-- START DOCUMENT SECTION --

Capitals Top 20 prospects, Fall 2007

By Ryan Bright

Top 20 at a glance

1. (1) Nicklas Backstrom, C
2. (NR) Karl Alzner, D
3. (2) Eric Fehr, RW
4. (3) Semen Varlamov, G
5. (4) Francois Bouchard, C/RW
6. (6) Michal Neuvirth, G
7. (5) Tomas Fleischmann, LW
8. (10) Keith Seabrook, D
9. (7) Chris Bourque, F
10. (11) Oskar Osala, LW
11. (8) Jeff Schultz, D
12. (17) Mathieu Perreault, C
13. (NR) Josh Godfrey, D
14. (NR) Teddy Ruth, D
15. (9) Patrick McNeill, D
16. (NR) Phil DeSimone, C
17. (14) Sasha Pokulok,
18. (15) Andrew Gordon, RW
19. (12) Sami Lepisto, D
20. (16) Travis Morin, C

1. Nicklas Backstrom, C

Drafted: 1st round, 4th overall, 2006

On May 22, 2007, Backstrom officially signed a long-awaited NHL contract with the Washington Capitals. The multi-talented Swede gives Washington a potential all-star playmaker and much needed depth at center, while also providing Washington with one of the best top two forward lines in the NHL.  Receiving Peter Forsberg comparisons, Backstrom produced well in the SEL, winning the Rookie of the Year honors in the 2005-06 season and averaging almost a point per game in his 2006-07 campaign, with 12 goals and 28 assists in 45 games.  Backstrom may in fact take some time to get used to the North American style, but is already an early favorite for NHL Rookie of the Year.  Not the biggest or most aggressive player, Backstrom might have trouble on a team with little talent. But with other highly talented youngsters surrounding him such as Alexander Semin and Alexander Ovechkin, as well as fellow Swede Michael Nylander joining the team, Backstrom could very well produce from the start.

-- END DOCUMENT SECTION --

(BRIEF) Continue the Capitals prospect rankings from where the text stops, starting with the profile of the second-ranked prospect in the same format.

-- START STORED ROWS --

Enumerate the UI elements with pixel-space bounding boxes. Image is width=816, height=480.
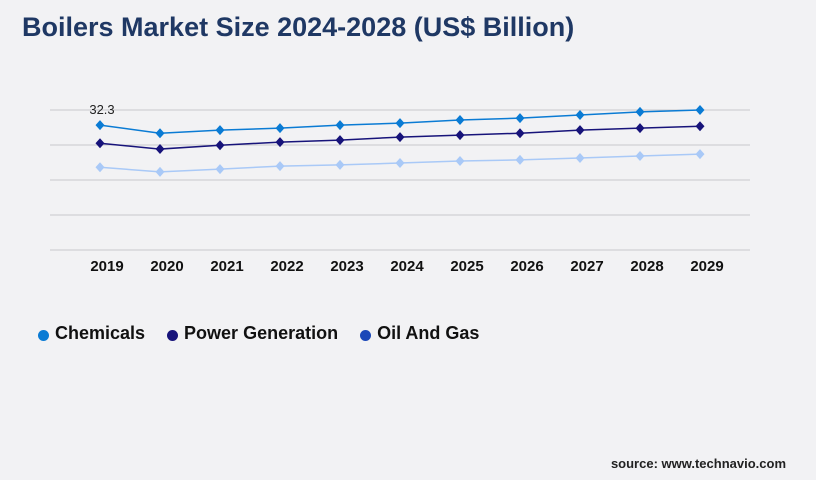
data-point bbox=[695, 105, 705, 115]
data-point bbox=[275, 161, 285, 172]
data-point bbox=[575, 152, 585, 163]
data-point bbox=[215, 140, 225, 151]
data-point bbox=[455, 156, 465, 167]
data-point bbox=[155, 144, 165, 155]
data-label: 32.3 bbox=[89, 102, 114, 117]
data-point bbox=[515, 128, 525, 139]
data-point bbox=[215, 164, 225, 175]
x-tick-label: 2029 bbox=[690, 258, 723, 275]
data-point bbox=[455, 130, 465, 141]
data-point bbox=[635, 106, 645, 117]
legend: Chemicals Power Generation Oil And Gas bbox=[38, 323, 479, 344]
x-tick-label: 2025 bbox=[450, 258, 483, 275]
data-point bbox=[455, 115, 465, 126]
data-point bbox=[95, 162, 105, 173]
data-point bbox=[575, 125, 585, 136]
x-tick-label: 2019 bbox=[90, 258, 123, 275]
legend-label: Chemicals bbox=[55, 323, 146, 343]
x-tick-label: 2027 bbox=[570, 258, 603, 275]
x-tick-label: 2022 bbox=[270, 258, 303, 275]
legend-item-oil-and-gas[interactable]: Oil And Gas bbox=[360, 323, 479, 344]
x-tick-label: 2024 bbox=[390, 258, 424, 275]
data-point bbox=[335, 120, 345, 131]
data-point bbox=[395, 157, 405, 168]
legend-marker bbox=[167, 330, 179, 341]
legend-item-power-generation[interactable]: Power Generation bbox=[167, 323, 338, 344]
legend-marker bbox=[38, 330, 49, 341]
data-point bbox=[335, 135, 345, 146]
line-chart: 2019 2020 2021 2022 2023 2024 2025 2026 2027 2028… bbox=[50, 102, 750, 275]
data-point bbox=[155, 128, 165, 139]
legend-marker bbox=[360, 330, 372, 341]
data-point bbox=[275, 123, 285, 134]
data-point bbox=[695, 149, 705, 160]
x-tick-label: 2020 bbox=[150, 258, 183, 275]
data-point bbox=[515, 113, 525, 124]
data-point bbox=[395, 132, 405, 143]
legend-item-chemicals[interactable]: Chemicals bbox=[38, 323, 145, 344]
data-point bbox=[395, 118, 405, 129]
data-point bbox=[95, 120, 105, 131]
data-point bbox=[575, 110, 585, 121]
data-point bbox=[515, 154, 525, 165]
data-point bbox=[695, 121, 705, 132]
chart-title: Boilers Market Size 2024-2028 (US$ Billi… bbox=[22, 12, 575, 42]
data-point bbox=[155, 166, 165, 177]
data-point bbox=[95, 138, 105, 149]
x-tick-label: 2026 bbox=[510, 258, 543, 275]
source-text: source: www.technavio.com bbox=[610, 456, 786, 471]
x-tick-label: 2028 bbox=[630, 258, 663, 275]
x-tick-label: 2021 bbox=[210, 258, 243, 275]
data-point bbox=[635, 151, 645, 162]
data-point bbox=[635, 123, 645, 134]
data-point bbox=[275, 137, 285, 148]
x-tick-label: 2023 bbox=[330, 258, 363, 275]
data-point bbox=[335, 159, 345, 170]
legend-label: Oil And Gas bbox=[377, 323, 480, 343]
data-point bbox=[215, 125, 225, 136]
legend-label: Power Generation bbox=[184, 323, 339, 343]
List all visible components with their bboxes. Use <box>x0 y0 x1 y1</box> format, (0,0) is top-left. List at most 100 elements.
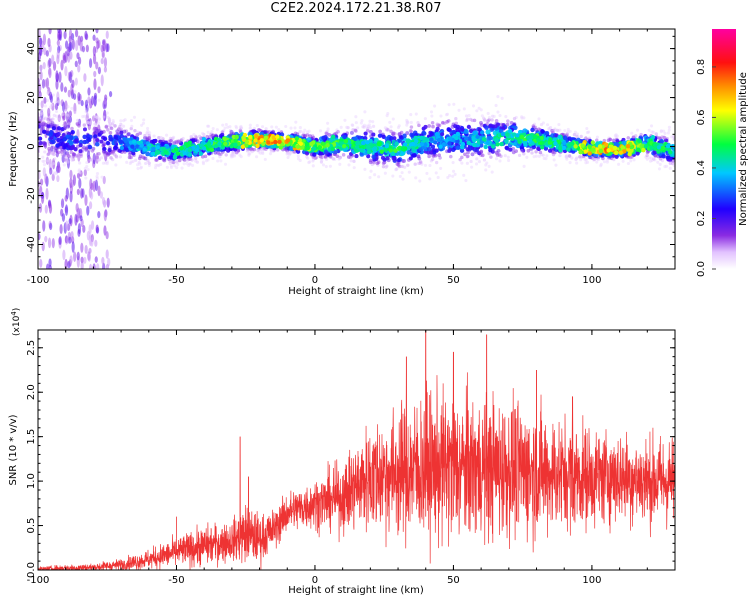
spectral-point <box>114 163 118 167</box>
ridge-point <box>505 132 510 137</box>
colorbar-tick-label: 0.0 <box>696 261 707 277</box>
spectral-point <box>132 135 137 140</box>
spectral-streak <box>45 50 49 57</box>
spectral-point <box>459 148 465 153</box>
spectral-point <box>139 166 143 170</box>
spectral-streak <box>47 107 51 117</box>
spectral-point <box>324 157 329 161</box>
spectral-point <box>40 108 44 112</box>
spectral-point <box>427 154 431 159</box>
spectral-streak <box>48 57 52 68</box>
spectral-point <box>492 114 496 119</box>
spectral-point <box>672 163 675 168</box>
spectral-streak <box>92 45 97 57</box>
ridge-point <box>271 135 277 140</box>
ridge-point <box>569 141 575 146</box>
spectral-point <box>70 126 74 131</box>
spectral-point <box>247 152 251 156</box>
spectral-point <box>261 150 265 154</box>
snr-xtick-label: -50 <box>168 575 184 586</box>
spectral-point <box>389 135 394 141</box>
spectral-point <box>305 155 309 159</box>
ridge-point <box>403 142 408 147</box>
spectral-point <box>331 157 335 161</box>
spectral-point <box>293 126 297 130</box>
spectral-point <box>651 130 655 134</box>
ridge-point <box>481 136 487 142</box>
snr-xtick-label: -100 <box>27 575 50 586</box>
spectral-streak <box>86 205 90 216</box>
ridge-point <box>325 143 330 148</box>
spectral-point <box>490 118 494 122</box>
spectral-point <box>155 158 159 162</box>
ridge-point <box>119 145 125 151</box>
spectral-point <box>102 153 107 157</box>
spectral-point <box>612 158 616 162</box>
spectral-point <box>172 141 177 146</box>
spectral-point <box>354 154 359 159</box>
spectral-point <box>418 179 422 183</box>
ridge-point <box>643 144 649 149</box>
spectral-point <box>270 125 274 129</box>
spectral-point <box>635 151 640 156</box>
ridge-point <box>179 146 184 151</box>
spectral-point <box>195 160 200 164</box>
spectral-point <box>423 124 428 129</box>
ridge-point <box>234 134 239 140</box>
spectral-point <box>389 125 393 129</box>
ridge-point <box>359 148 364 153</box>
spectral-point <box>446 175 450 180</box>
spectral-point <box>621 159 625 163</box>
spectral-point <box>468 117 473 122</box>
spectral-streak <box>44 173 48 185</box>
spectral-streak <box>94 256 98 263</box>
spectral-point <box>466 154 470 158</box>
spectral-streak <box>77 207 81 219</box>
spectral-streak <box>42 33 47 46</box>
spectral-point <box>360 119 364 123</box>
spectral-point <box>38 136 43 141</box>
spectral-streak <box>94 239 98 247</box>
spectral-point <box>105 111 109 115</box>
spectral-streak <box>76 188 80 196</box>
ridge-point <box>223 141 228 146</box>
ridge-point <box>455 131 461 137</box>
spectral-point <box>430 144 436 149</box>
ridge-point <box>519 134 525 140</box>
spectral-point <box>176 162 180 166</box>
spectral-point <box>570 156 574 160</box>
spectral-point <box>595 135 599 139</box>
spectral-point <box>397 124 401 128</box>
spectral-point <box>200 154 205 159</box>
colorbar-tick-label: 0.8 <box>696 59 707 75</box>
ridge-point <box>526 135 532 140</box>
ridge-point <box>471 135 476 141</box>
spectral-point <box>507 158 511 162</box>
spectral-point <box>475 157 479 161</box>
ridge-point <box>414 138 419 144</box>
spectral-streak <box>96 40 100 50</box>
spectral-point <box>665 164 669 168</box>
spectral-streak <box>67 89 71 98</box>
ridge-point <box>444 138 449 143</box>
spectral-point <box>464 114 469 118</box>
ridge-point <box>566 147 571 152</box>
ridge-point <box>376 141 382 147</box>
spectral-point <box>407 170 411 174</box>
spectral-streak <box>87 87 91 96</box>
spectral-point <box>92 127 96 132</box>
ridge-point <box>354 144 360 150</box>
spectral-point <box>593 154 597 159</box>
spectral-streak <box>100 58 104 65</box>
ridge-point <box>522 140 528 146</box>
snr-ytick-label: 1.5 <box>26 429 37 445</box>
spectral-point <box>46 117 50 122</box>
ridge-point <box>222 136 228 141</box>
spectral-point <box>479 149 484 154</box>
spectral-point <box>42 129 47 134</box>
spectral-streak <box>43 79 48 87</box>
spectral-point <box>78 171 82 175</box>
spectral-point <box>131 159 135 164</box>
spectral-point <box>368 129 373 134</box>
spectral-point <box>97 121 101 125</box>
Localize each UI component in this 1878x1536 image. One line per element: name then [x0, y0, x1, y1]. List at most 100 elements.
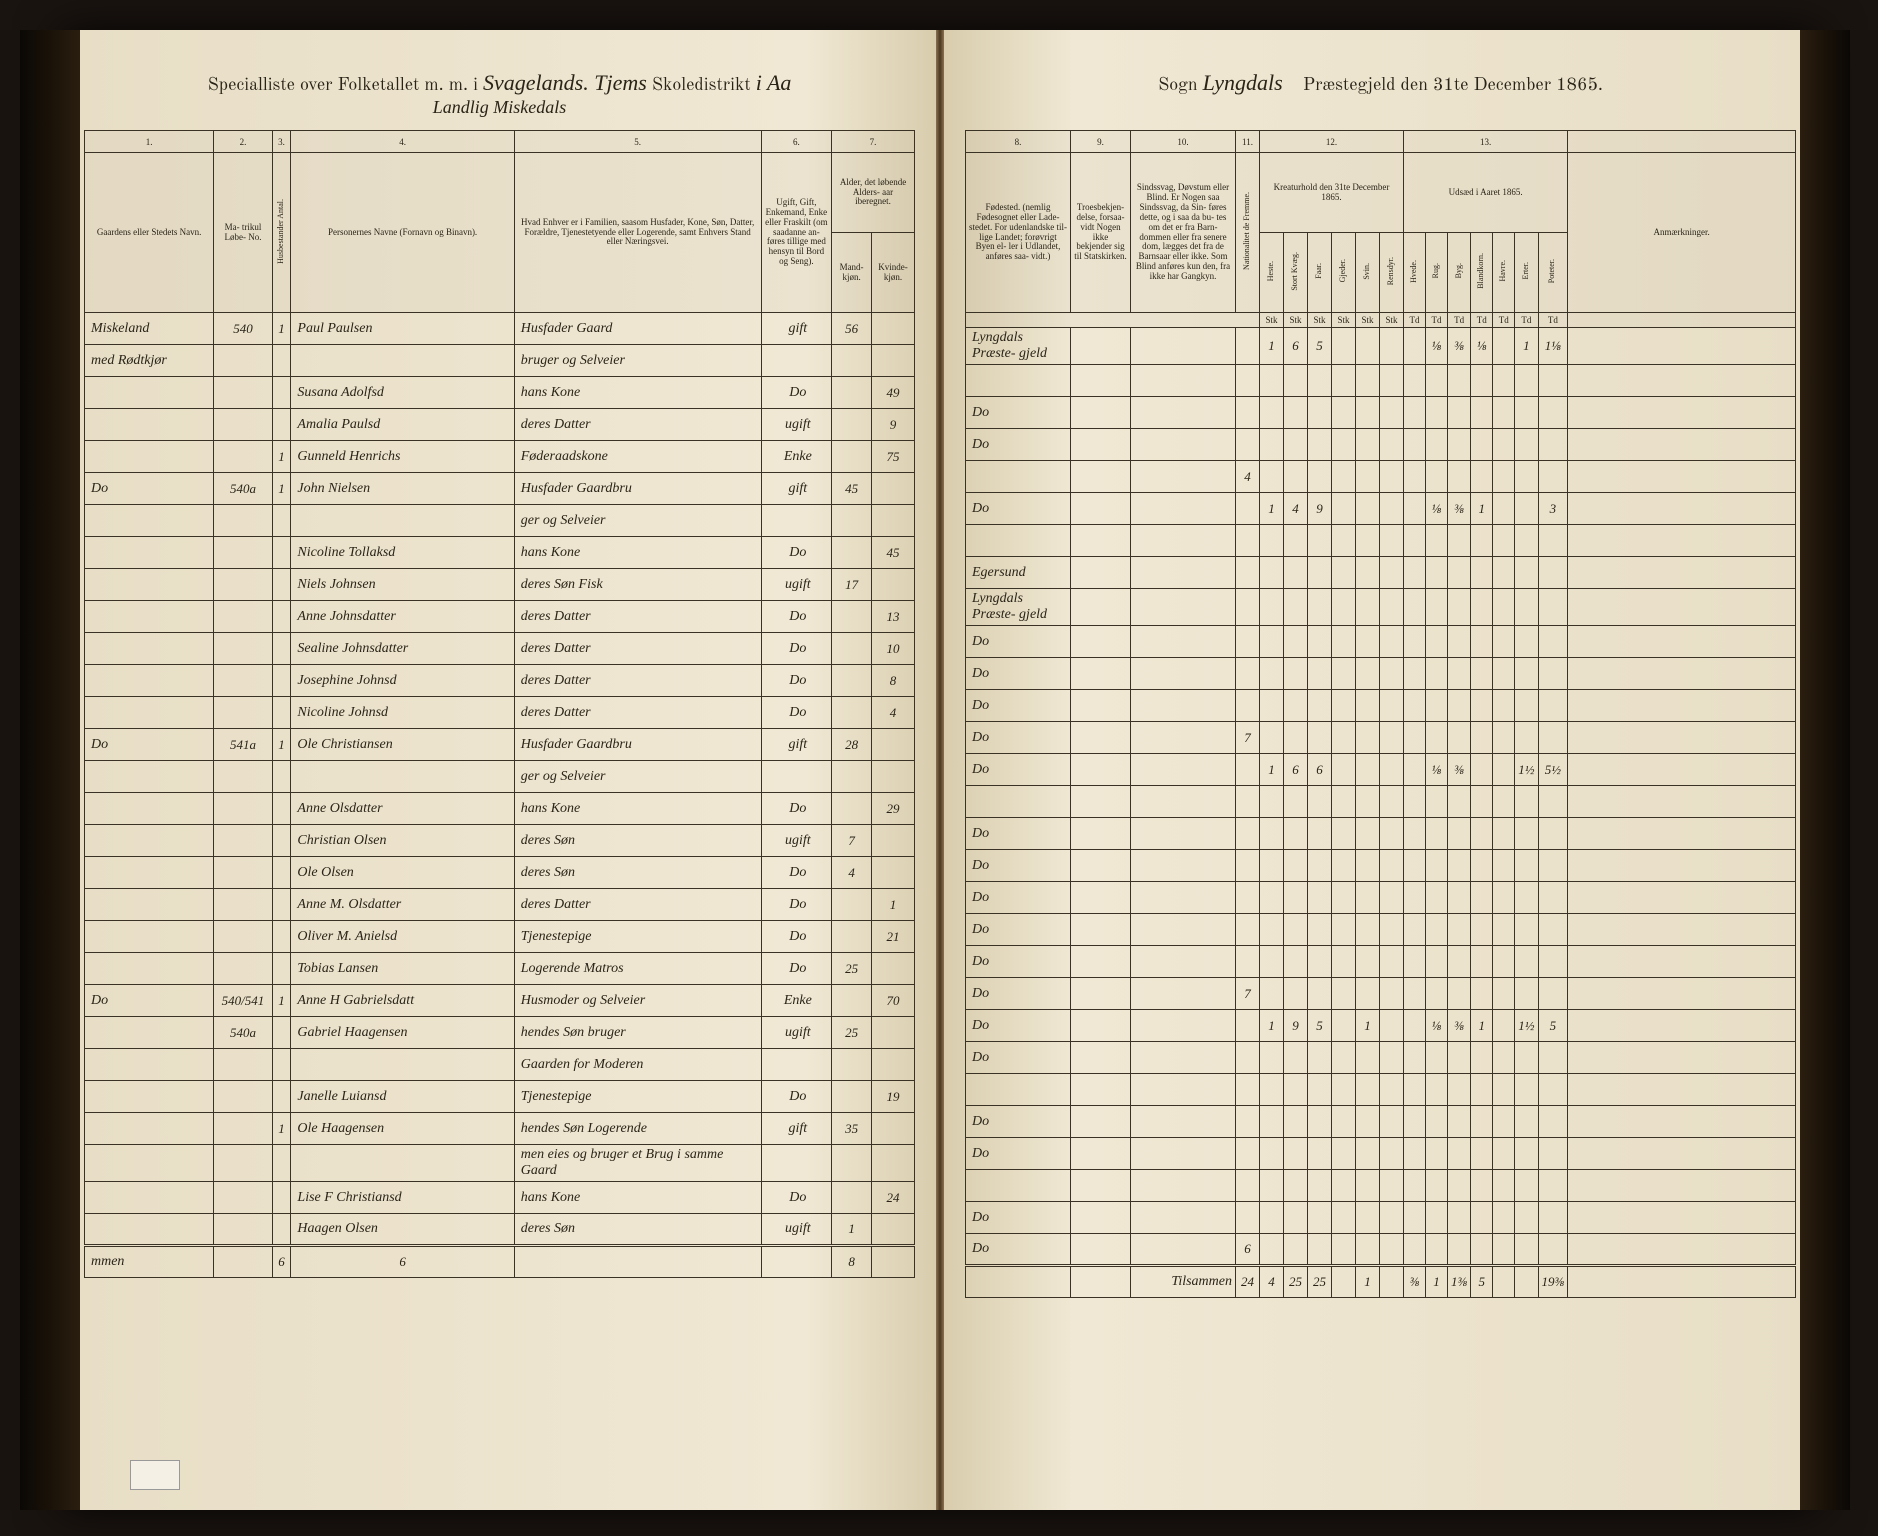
cell-kv: [872, 857, 915, 889]
cell-mk: [832, 1145, 872, 1182]
col14-label: Anmærkninger.: [1568, 153, 1796, 313]
cell-sk: [1284, 1138, 1308, 1170]
cell-tro: [1071, 397, 1131, 429]
cell-fod: Do: [966, 754, 1071, 786]
cell-bl: [1471, 1234, 1493, 1266]
cell-mat: 540a: [214, 1017, 272, 1049]
cell-sind: [1131, 1042, 1236, 1074]
cell-g: [1332, 786, 1356, 818]
cell-sind: [1131, 786, 1236, 818]
cell-hus: 1: [272, 313, 291, 345]
cell-tro: [1071, 626, 1131, 658]
col3-num: 3.: [272, 131, 291, 153]
cell-fam: deres Søn: [514, 825, 761, 857]
cell-tro: [1071, 1234, 1131, 1266]
cell-status: Do: [761, 857, 832, 889]
cell-er: [1515, 589, 1538, 626]
table-row: Do541a1Ole ChristiansenHusfader Gaardbru…: [85, 729, 915, 761]
cell-bl: [1471, 1138, 1493, 1170]
cell-sind: [1131, 1138, 1236, 1170]
cell-h: [1260, 722, 1284, 754]
cell-tro: [1071, 328, 1131, 365]
cell-anm: [1568, 557, 1796, 589]
cell-mk: 25: [832, 1017, 872, 1049]
cell-fam: Tjenestepige: [514, 921, 761, 953]
cell-anm: [1568, 786, 1796, 818]
table-row: 1Ole Haagensenhendes Søn Logerendegift35: [85, 1113, 915, 1145]
cell-by: [1448, 882, 1471, 914]
cell-mk: [832, 409, 872, 441]
cell-f: [1308, 690, 1332, 722]
cell-po: [1538, 658, 1568, 690]
cell-mat: [214, 697, 272, 729]
col1-num: 1.: [85, 131, 214, 153]
table-row: Anne M. Olsdatterderes DatterDo1: [85, 889, 915, 921]
cell-ha: [1493, 658, 1515, 690]
cell-g: [1332, 328, 1356, 365]
cell-po: [1538, 1106, 1568, 1138]
cell-navn: Janelle Luiansd: [291, 1081, 514, 1113]
cell-navn: Anne Olsdatter: [291, 793, 514, 825]
cell-mk: [832, 985, 872, 1017]
table-row: Do6: [966, 1234, 1796, 1266]
cell-bl: [1471, 1106, 1493, 1138]
cell-mat: [214, 505, 272, 537]
cell-po: [1538, 978, 1568, 1010]
cell-by: [1448, 978, 1471, 1010]
cell-anm: [1568, 493, 1796, 525]
cell-fam: hans Kone: [514, 793, 761, 825]
cell-tro: [1071, 1074, 1131, 1106]
cell-by: [1448, 525, 1471, 557]
col3-label: Husbestander Antal.: [272, 153, 291, 313]
cell-gaard: Do: [85, 729, 214, 761]
cell-sv: [1356, 850, 1380, 882]
cell-bl: [1471, 914, 1493, 946]
cell-hus: [272, 1145, 291, 1182]
cell-mat: 540: [214, 313, 272, 345]
cell-hv: [1404, 1074, 1426, 1106]
cell-c11: [1236, 1202, 1260, 1234]
cell-gaard: [85, 409, 214, 441]
cell-gaard: [85, 857, 214, 889]
cell-g: [1332, 461, 1356, 493]
cell-sv: [1356, 1234, 1380, 1266]
cell-po: [1538, 461, 1568, 493]
col6-num: 6.: [761, 131, 832, 153]
cell-by: [1448, 946, 1471, 978]
cell-mk: [832, 345, 872, 377]
cell-po: [1538, 1202, 1568, 1234]
cell-h: [1260, 1202, 1284, 1234]
cell-f: 6: [1308, 754, 1332, 786]
cell-navn: Christian Olsen: [291, 825, 514, 857]
cell-er: [1515, 1170, 1538, 1202]
table-row: Gaarden for Moderen: [85, 1049, 915, 1081]
cell-tro: [1071, 429, 1131, 461]
cell-hus: 1: [272, 985, 291, 1017]
cell-mk: 56: [832, 313, 872, 345]
cell-h: [1260, 1138, 1284, 1170]
cell-mat: [214, 601, 272, 633]
cell-sind: [1131, 557, 1236, 589]
cell-sk: [1284, 690, 1308, 722]
cell-rn: [1380, 1106, 1404, 1138]
cell-c11: 7: [1236, 978, 1260, 1010]
table-row: [966, 786, 1796, 818]
table-row: Christian Olsenderes Sønugift7: [85, 825, 915, 857]
c12-4: Svin.: [1356, 233, 1380, 313]
cell-er: [1515, 461, 1538, 493]
cell-f: [1308, 1138, 1332, 1170]
cell-h: [1260, 461, 1284, 493]
cell-bl: [1471, 1042, 1493, 1074]
cell-c11: [1236, 754, 1260, 786]
cell-c11: 4: [1236, 461, 1260, 493]
cell-rn: [1380, 429, 1404, 461]
cell-c11: [1236, 557, 1260, 589]
cell-sk: [1284, 365, 1308, 397]
cell-fod: Do: [966, 882, 1071, 914]
col7a-label: Mand- kjøn.: [832, 233, 872, 313]
ft-po: 19⅜: [1538, 1266, 1568, 1298]
cell-mk: 25: [832, 953, 872, 985]
cell-bl: [1471, 525, 1493, 557]
cell-h: [1260, 525, 1284, 557]
table-row: [966, 365, 1796, 397]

-- END STORED ROWS --

(RESPONSE BELOW)
2. Karl Alzner, D

Drafted: 1st round, 5th overall, 2007

With the fifth pick in the 2007 NHL entry draft, the Capitals chose Canadian defenseman Karl Alzner.  The Capitals received a solid, puck controlling defenseman whose personality and mindset toward the game of hockey is stellar.  Alzner should fill a big hole, considering their need for a talented, steady, and mature presence on defense.   At 6’2, 206 lbs, Alzner is an excellent passer and puck mover, as well as steady defender.  Not huge in the offensive game, Alzner hopes to develop a more complete style of play, getting physically stronger while also contributing more on offense and defense. Alzner was selected to the Canada-Russia Super Series which began on August 27, and was awarded the MVP for the first game in which Canada won 4-2.  After the Super Series, Alzner will be with Washington when Capitals rookie camp begins on Sept. 8, and depending on his play there will either be sent back to the WHL, or be brought up to the NHL permanently.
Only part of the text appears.